• Vos consignes: Convertis toute la liste ci-dessous en tableau Markdown à deux colonnes, « n° » pour le numéro de rang et « Ligne » pour le texte de la ligne, sans reprendre les lignes vides. Laisse les images de côté dans ta réponse.

• Éléments et leurs coordonnées:
__________
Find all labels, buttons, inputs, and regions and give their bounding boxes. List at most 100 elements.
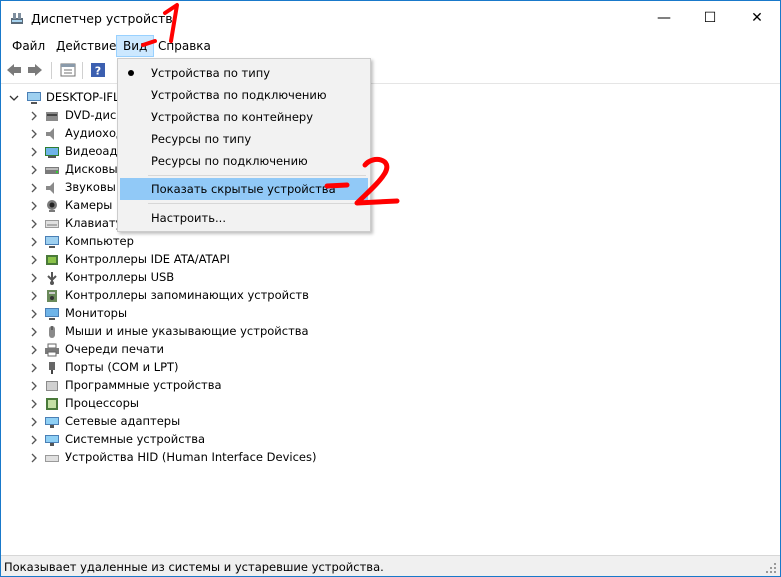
chevron-right-icon[interactable] — [29, 200, 39, 212]
chevron-right-icon[interactable] — [29, 344, 39, 356]
chevron-right-icon[interactable] — [29, 182, 39, 194]
tree-item-label: Системные устройства — [65, 432, 206, 446]
hid-icon — [45, 455, 59, 462]
sound-icon — [46, 182, 54, 194]
chevron-right-icon[interactable] — [29, 236, 39, 248]
menu-action[interactable]: Действие — [50, 35, 122, 57]
back-button[interactable] — [5, 61, 23, 79]
processor-icon — [46, 398, 58, 410]
chevron-right-icon[interactable] — [29, 380, 39, 392]
menu-separator — [148, 203, 366, 204]
maximize-button[interactable]: ☐ — [687, 1, 733, 35]
tree-item[interactable]: Компьютер — [1, 233, 780, 251]
chevron-right-icon[interactable] — [29, 110, 39, 122]
tree-item[interactable]: Мыши и иные указывающие устройства — [1, 323, 780, 341]
help-icon: ? — [91, 63, 105, 78]
resize-grip-icon[interactable] — [765, 562, 777, 574]
tree-item-label: Программные устройства — [65, 378, 222, 392]
back-icon — [7, 64, 21, 76]
tree-item[interactable]: Порты (COM и LPT) — [1, 359, 780, 377]
menu-separator — [148, 175, 366, 176]
chevron-right-icon[interactable] — [29, 290, 39, 302]
tree-item-label: Мониторы — [65, 306, 128, 320]
window-title: Диспетчер устройств — [31, 11, 173, 26]
tree-item[interactable]: Мониторы — [1, 305, 780, 323]
chevron-right-icon[interactable] — [29, 164, 39, 176]
menu-item-resources-by-type[interactable]: Ресурсы по типу — [120, 128, 368, 150]
tree-item-label: Камеры — [65, 198, 113, 212]
chevron-right-icon[interactable] — [29, 308, 39, 320]
chevron-right-icon[interactable] — [29, 254, 39, 266]
tree-item-label: Мыши и иные указывающие устройства — [65, 324, 309, 338]
chevron-right-icon[interactable] — [29, 452, 39, 464]
chevron-down-icon[interactable] — [9, 92, 19, 104]
chevron-right-icon[interactable] — [29, 146, 39, 158]
menu-item-resources-by-connection[interactable]: Ресурсы по подключению — [120, 150, 368, 172]
menu-item-label: Ресурсы по подключению — [151, 154, 308, 168]
close-button[interactable]: ✕ — [734, 1, 780, 35]
menu-view[interactable]: Вид — [116, 35, 155, 57]
computer-icon — [45, 236, 59, 248]
menu-help[interactable]: Справка — [152, 35, 217, 57]
chevron-right-icon[interactable] — [29, 362, 39, 374]
chevron-right-icon[interactable] — [29, 326, 39, 338]
software-device-icon — [46, 381, 58, 391]
storage-controller-icon — [47, 290, 57, 302]
monitor-icon — [45, 308, 59, 320]
tree-item-label: Дисковы — [65, 162, 118, 176]
chevron-right-icon[interactable] — [29, 218, 39, 230]
tree-item-label: Звуковы — [65, 180, 116, 194]
chevron-right-icon[interactable] — [29, 272, 39, 284]
forward-button[interactable] — [26, 61, 44, 79]
system-device-icon — [45, 435, 59, 446]
forward-icon — [28, 64, 42, 76]
menu-item-label: Настроить... — [151, 211, 226, 225]
properties-icon — [60, 63, 76, 77]
tree-item[interactable]: Сетевые адаптеры — [1, 413, 780, 431]
tree-item[interactable]: Очереди печати — [1, 341, 780, 359]
toolbar-separator — [82, 62, 83, 79]
tree-item-label: Контроллеры запоминающих устройств — [65, 288, 309, 302]
menu-item-show-hidden-devices[interactable]: Показать скрытые устройства — [120, 178, 368, 200]
menu-item-label: Ресурсы по типу — [151, 132, 252, 146]
tree-item-label: Аудиоход — [65, 126, 124, 140]
title-bar[interactable]: Диспетчер устройств — ☐ ✕ — [1, 1, 780, 35]
disk-icon — [45, 167, 59, 174]
help-button[interactable]: ? — [89, 61, 107, 79]
tree-item-label: Процессоры — [65, 396, 139, 410]
tree-item-label: Видеоад — [65, 144, 118, 158]
menu-item-label: Устройства по подключению — [151, 88, 327, 102]
tree-item[interactable]: Системные устройства — [1, 431, 780, 449]
port-icon — [49, 362, 55, 374]
tree-item-label: Компьютер — [65, 234, 134, 248]
chevron-right-icon[interactable] — [29, 434, 39, 446]
tree-item-label: DVD-диск — [65, 108, 124, 122]
tree-item-label: Контроллеры IDE ATA/ATAPI — [65, 252, 230, 266]
chevron-right-icon[interactable] — [29, 416, 39, 428]
menu-item-customize[interactable]: Настроить... — [120, 207, 368, 229]
minimize-button[interactable]: — — [641, 1, 687, 35]
menu-item-devices-by-container[interactable]: Устройства по контейнеру — [120, 106, 368, 128]
menu-item-label: Показать скрытые устройства — [151, 182, 336, 196]
ide-controller-icon — [46, 255, 58, 265]
tree-item[interactable]: Контроллеры запоминающих устройств — [1, 287, 780, 305]
menu-item-devices-by-connection[interactable]: Устройства по подключению — [120, 84, 368, 106]
tree-item[interactable]: Программные устройства — [1, 377, 780, 395]
menu-item-devices-by-type[interactable]: Устройства по типу — [120, 62, 368, 84]
computer-icon — [27, 92, 41, 104]
tree-root-label: DESKTOP-IFL — [46, 90, 120, 104]
chevron-right-icon[interactable] — [29, 128, 39, 140]
properties-button[interactable] — [59, 61, 77, 79]
tree-item[interactable]: Процессоры — [1, 395, 780, 413]
audio-icon — [46, 128, 54, 140]
radio-bullet-icon — [128, 70, 134, 76]
chevron-right-icon[interactable] — [29, 398, 39, 410]
printer-icon — [45, 343, 59, 357]
device-manager-window: Диспетчер устройств — ☐ ✕ Файл Действие … — [0, 0, 781, 577]
menu-file[interactable]: Файл — [6, 35, 51, 57]
view-menu-dropdown: Устройства по типу Устройства по подключ… — [117, 58, 371, 232]
tree-item[interactable]: Устройства HID (Human Interface Devices) — [1, 449, 780, 467]
menu-item-label: Устройства по контейнеру — [151, 110, 313, 124]
tree-item[interactable]: Контроллеры USB — [1, 269, 780, 287]
tree-item[interactable]: Контроллеры IDE ATA/ATAPI — [1, 251, 780, 269]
__________
• Réponse à l'exercice:
| n° | Ligne |
|---|---|
| 1 | Find all labels, buttons, inputs, and regions and give their bounding boxes. List at most 100 elements. |
| 2 | chevron-right-icon[interactable] — [29, 200, 39, 212] |
| 3 | chevron-right-icon[interactable] — [29, 344, 39, 356] |
| 4 | chevron-right-icon[interactable] — [29, 182, 39, 194] |
| 5 | tree-item-label: Системные устройства — [65, 432, 206, 446] |
| 6 | hid-icon — [45, 455, 59, 462] |
| 7 | sound-icon — [46, 182, 54, 194] |
| 8 | chevron-right-icon[interactable] — [29, 236, 39, 248] |
| 9 | menu-action[interactable]: Действие — [50, 35, 122, 57] |
| 10 | back-button[interactable] — [5, 61, 23, 79] |
| 11 | processor-icon — [46, 398, 58, 410] |
| 12 | chevron-right-icon[interactable] — [29, 380, 39, 392] |
| 13 | menu-separator — [148, 203, 366, 204] |
| 14 | maximize-button[interactable]: ☐ — [687, 1, 733, 35] |
| 15 | tree-item[interactable]: Компьютер — [1, 233, 780, 251] |
| 16 | chevron-right-icon[interactable] — [29, 110, 39, 122] |
| 17 | tree-item[interactable]: Мыши и иные указывающие устройства — [1, 323, 780, 341] |
| 18 | help-icon: ? — [91, 63, 105, 78] |
| 19 | resize-grip-icon[interactable] — [765, 562, 777, 574] |
| 20 | tree-item-label: Программные устройства — [65, 378, 222, 392] |
| 21 | back-icon — [7, 64, 21, 76] |
| 22 | tree-item[interactable]: Порты (COM и LPT) — [1, 359, 780, 377] |
| 23 | menu-separator — [148, 175, 366, 176] |
| 24 | chevron-right-icon[interactable] — [29, 290, 39, 302] |
| 25 | tree-item-label: Мониторы — [65, 306, 128, 320] |
| 26 | window-title: Диспетчер устройств — [31, 11, 173, 26] |
| 27 | tree-item[interactable]: Мониторы — [1, 305, 780, 323] |
| 28 | chevron-right-icon[interactable] — [29, 164, 39, 176] |
| 29 | menu-item-resources-by-type[interactable]: Ресурсы по типу — [120, 128, 368, 150] |
| 30 | tree-item-label: Камеры — [65, 198, 113, 212] |
| 31 | chevron-right-icon[interactable] — [29, 308, 39, 320] |
| 32 | chevron-right-icon[interactable] — [29, 254, 39, 266] |
| 33 | tree-item-label: Мыши и иные указывающие устройства — [65, 324, 309, 338] |
| 34 | chevron-right-icon[interactable] — [29, 452, 39, 464] |
| 35 | chevron-down-icon[interactable] — [9, 92, 19, 104] |
| 36 | chevron-right-icon[interactable] — [29, 146, 39, 158] |
| 37 | menu-item-resources-by-connection[interactable]: Ресурсы по подключению — [120, 150, 368, 172] |
| 38 | menu-item-label: Ресурсы по подключению — [151, 154, 308, 168] |
| 39 | close-button[interactable]: ✕ — [734, 1, 780, 35] |
| 40 | menu-view[interactable]: Вид — [116, 35, 155, 57] |
| 41 | computer-icon — [45, 236, 59, 248] |
| 42 | menu-help[interactable]: Справка — [152, 35, 217, 57] |
| 43 | chevron-right-icon[interactable] — [29, 362, 39, 374] |
| 44 | chevron-right-icon[interactable] — [29, 326, 39, 338] |
| 45 | software-device-icon — [46, 381, 58, 391] |
| 46 | storage-controller-icon — [47, 290, 57, 302] |
| 47 | monitor-icon — [45, 308, 59, 320] |
| 48 | tree-item-label: Дисковы — [65, 162, 118, 176] |
| 49 | chevron-right-icon[interactable] — [29, 218, 39, 230] |
| 50 | tree-item-label: Звуковы — [65, 180, 116, 194] |
| 51 | chevron-right-icon[interactable] — [29, 272, 39, 284] |
| 52 | forward-button[interactable] — [26, 61, 44, 79] |
| 53 | system-device-icon — [45, 435, 59, 446] |
| 54 | forward-icon — [28, 64, 42, 76] |
| 55 | menu-item-label: Настроить... — [151, 211, 226, 225] |
| 56 | properties-icon — [60, 63, 76, 77] |
| 57 | tree-item[interactable]: Сетевые адаптеры — [1, 413, 780, 431] |
| 58 | tree-item[interactable]: Очереди печати — [1, 341, 780, 359] |
| 59 | toolbar-separator — [82, 62, 83, 79] |
| 60 | tree-item-label: Контроллеры запоминающих устройств — [65, 288, 309, 302] |
| 61 | menu-item-show-hidden-devices[interactable]: Показать скрытые устройства — [120, 178, 368, 200] |
| 62 | menu-item-label: Ресурсы по типу — [151, 132, 252, 146] |
| 63 | tree-item-label: Аудиоход — [65, 126, 124, 140] |
| 64 | title-bar[interactable]: Диспетчер устройств — ☐ ✕ — [1, 1, 780, 35] |
| 65 | disk-icon — [45, 167, 59, 174] |
| 66 | help-button[interactable]: ? — [89, 61, 107, 79] |
| 67 | tree-item-label: Процессоры — [65, 396, 139, 410] |
| 68 | tree-item-label: Видеоад — [65, 144, 118, 158] |
| 69 | menu-item-label: Устройства по подключению — [151, 88, 327, 102] |
| 70 | tree-item[interactable]: Системные устройства — [1, 431, 780, 449] |
| 71 | port-icon — [49, 362, 55, 374] |
| 72 | tree-item-label: Компьютер — [65, 234, 134, 248] |
| 73 | chevron-right-icon[interactable] — [29, 434, 39, 446] |
| 74 | tree-item-label: DVD-диск — [65, 108, 124, 122] |
| 75 | tree-item-label: Контроллеры IDE ATA/ATAPI — [65, 252, 230, 266] |
| 76 | chevron-right-icon[interactable] — [29, 416, 39, 428] |
| 77 | menu-item-customize[interactable]: Настроить... — [120, 207, 368, 229] |
| 78 | minimize-button[interactable]: — — [641, 1, 687, 35] |
| 79 | menu-item-devices-by-container[interactable]: Устройства по контейнеру — [120, 106, 368, 128] |
| 80 | menu-item-label: Показать скрытые устройства — [151, 182, 336, 196] |
| 81 | ide-controller-icon — [46, 255, 58, 265] |
| 82 | tree-item[interactable]: Контроллеры запоминающих устройств — [1, 287, 780, 305] |
| 83 | menu-item-devices-by-connection[interactable]: Устройства по подключению — [120, 84, 368, 106] |
| 84 | tree-item[interactable]: Программные устройства — [1, 377, 780, 395] |
| 85 | menu-item-devices-by-type[interactable]: Устройства по типу — [120, 62, 368, 84] |
| 86 | computer-icon — [27, 92, 41, 104] |
| 87 | tree-root-label: DESKTOP-IFL — [46, 90, 120, 104] |
| 88 | chevron-right-icon[interactable] — [29, 128, 39, 140] |
| 89 | properties-button[interactable] — [59, 61, 77, 79] |
| 90 | tree-item[interactable]: Процессоры — [1, 395, 780, 413] |
| 91 | audio-icon — [46, 128, 54, 140] |
| 92 | radio-bullet-icon — [128, 70, 134, 76] |
| 93 | chevron-right-icon[interactable] — [29, 398, 39, 410] |
| 94 | printer-icon — [45, 343, 59, 357] |
| 95 | device-manager-window: Диспетчер устройств — ☐ ✕ Файл Действие … — [0, 0, 781, 577] |
| 96 | menu-file[interactable]: Файл — [6, 35, 51, 57] |
| 97 | view-menu-dropdown: Устройства по типу Устройства по подключ… — [117, 58, 371, 232] |
| 98 | tree-item[interactable]: Устройства HID (Human Interface Devices) — [1, 449, 780, 467] |
| 99 | menu-item-label: Устройства по контейнеру — [151, 110, 313, 124] |
| 100 | tree-item[interactable]: Контроллеры USB — [1, 269, 780, 287] |
| 101 | tree-item[interactable]: Контроллеры IDE ATA/ATAPI — [1, 251, 780, 269] |